◆ EXERCISE:
Write out all the data again, exactly as it stands.

◆ DATASET ROWS:

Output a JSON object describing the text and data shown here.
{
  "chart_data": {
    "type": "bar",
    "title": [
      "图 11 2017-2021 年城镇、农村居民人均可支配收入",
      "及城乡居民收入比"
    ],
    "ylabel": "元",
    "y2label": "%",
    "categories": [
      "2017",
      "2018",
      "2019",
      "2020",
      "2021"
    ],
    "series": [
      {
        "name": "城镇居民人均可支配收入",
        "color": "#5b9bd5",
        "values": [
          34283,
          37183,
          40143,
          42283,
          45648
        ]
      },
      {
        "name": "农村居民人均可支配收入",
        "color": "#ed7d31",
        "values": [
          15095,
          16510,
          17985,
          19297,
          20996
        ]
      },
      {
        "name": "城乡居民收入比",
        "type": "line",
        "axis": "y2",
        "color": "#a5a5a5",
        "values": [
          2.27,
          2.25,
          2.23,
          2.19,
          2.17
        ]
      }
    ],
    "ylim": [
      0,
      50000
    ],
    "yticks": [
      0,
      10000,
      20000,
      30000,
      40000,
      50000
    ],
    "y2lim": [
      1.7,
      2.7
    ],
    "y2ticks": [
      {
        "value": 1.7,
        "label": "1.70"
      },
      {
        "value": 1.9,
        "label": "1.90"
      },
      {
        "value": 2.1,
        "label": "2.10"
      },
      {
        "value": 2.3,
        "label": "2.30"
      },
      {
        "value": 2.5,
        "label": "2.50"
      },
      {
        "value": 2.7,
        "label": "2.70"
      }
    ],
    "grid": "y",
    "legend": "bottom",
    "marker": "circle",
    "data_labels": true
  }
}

◆ RESPONSE:
Output a JSON object describing the text and data shown here.
{
  "chart_data": {
    "type": "bar",
    "title": [
      "图 11 2017-2021 年城镇、农村居民人均可支配收入",
      "及城乡居民收入比"
    ],
    "ylabel": "元",
    "y2label": "%",
    "categories": [
      "2017",
      "2018",
      "2019",
      "2020",
      "2021"
    ],
    "series": [
      {
        "name": "城镇居民人均可支配收入",
        "color": "#5b9bd5",
        "values": [
          34283,
          37183,
          40143,
          42283,
          45648
        ]
      },
      {
        "name": "农村居民人均可支配收入",
        "color": "#ed7d31",
        "values": [
          15095,
          16510,
          17985,
          19297,
          20996
        ]
      },
      {
        "name": "城乡居民收入比",
        "type": "line",
        "axis": "y2",
        "color": "#a5a5a5",
        "values": [
          2.27,
          2.25,
          2.23,
          2.19,
          2.17
        ]
      }
    ],
    "ylim": [
      0,
      50000
    ],
    "yticks": [
      0,
      10000,
      20000,
      30000,
      40000,
      50000
    ],
    "y2lim": [
      1.7,
      2.7
    ],
    "y2ticks": [
      {
        "value": 1.7,
        "label": "1.70"
      },
      {
        "value": 1.9,
        "label": "1.90"
      },
      {
        "value": 2.1,
        "label": "2.10"
      },
      {
        "value": 2.3,
        "label": "2.30"
      },
      {
        "value": 2.5,
        "label": "2.50"
      },
      {
        "value": 2.7,
        "label": "2.70"
      }
    ],
    "grid": "y",
    "legend": "bottom",
    "marker": "circle",
    "data_labels": true
  }
}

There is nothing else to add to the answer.